- Requirements: Look through the data and write out every line with the word "hari" in it.

- Data entries:

--*--

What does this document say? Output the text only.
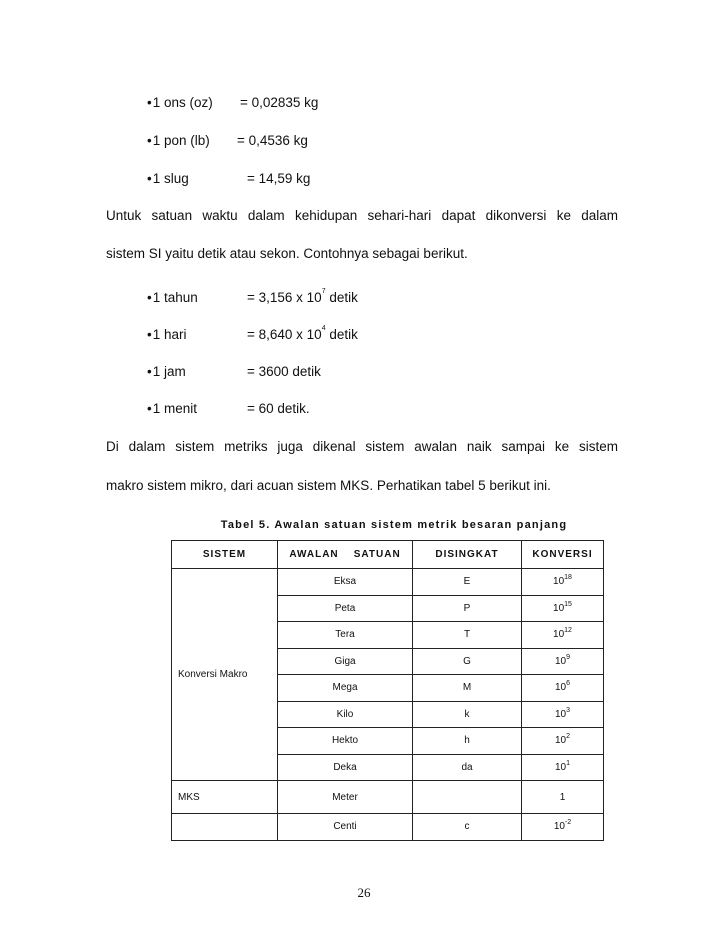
• 1 ons (oz) = 0,02835 kg
• 1 pon (lb) = 0,4536 kg
• 1 slug	= 14,59 kg
Untuk satuan waktu dalam kehidupan sehari-hari dapat dikonversi ke dalam
sistem SI yaitu detik atau sekon. Contohnya sebagai berikut.
• 1 tahun	= 3,156 x $10^7$ detik
• 1 hari	= 8,640 x $10^4$ detik
• 1 jam	= 3600 detik
• 1 menit	= 60 detik.
Di dalam sistem metriks juga dikenal sistem awalan naik sampai ke sistem
makro sistem mikro, dari acuan sistem MKS. Perhatikan tabel 5 berikut ini.
Tabel 5. Awalan satuan sistem metrik besaran panjang
SISTEM	AWALAN    SATUAN	DISINGKAT	KONVERSI
Konversi Makro	Eksa	E	$10^{18}$
	Peta	P	$10^{15}$
	Tera	T	$10^{12}$
	Giga	G	$10^9$
	Mega	M	$10^6$
	Kilo	k	$10^3$
	Hekto	h	$10^2$
	Deka	da	$10^1$
MKS	Meter		1
	Centi	c	$10^{-2}$
26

--*--

- Answer for the task:
Untuk satuan waktu dalam kehidupan sehari-hari dapat dikonversi ke dalam
• 1 hari	= 8,640 x $10^4$ detik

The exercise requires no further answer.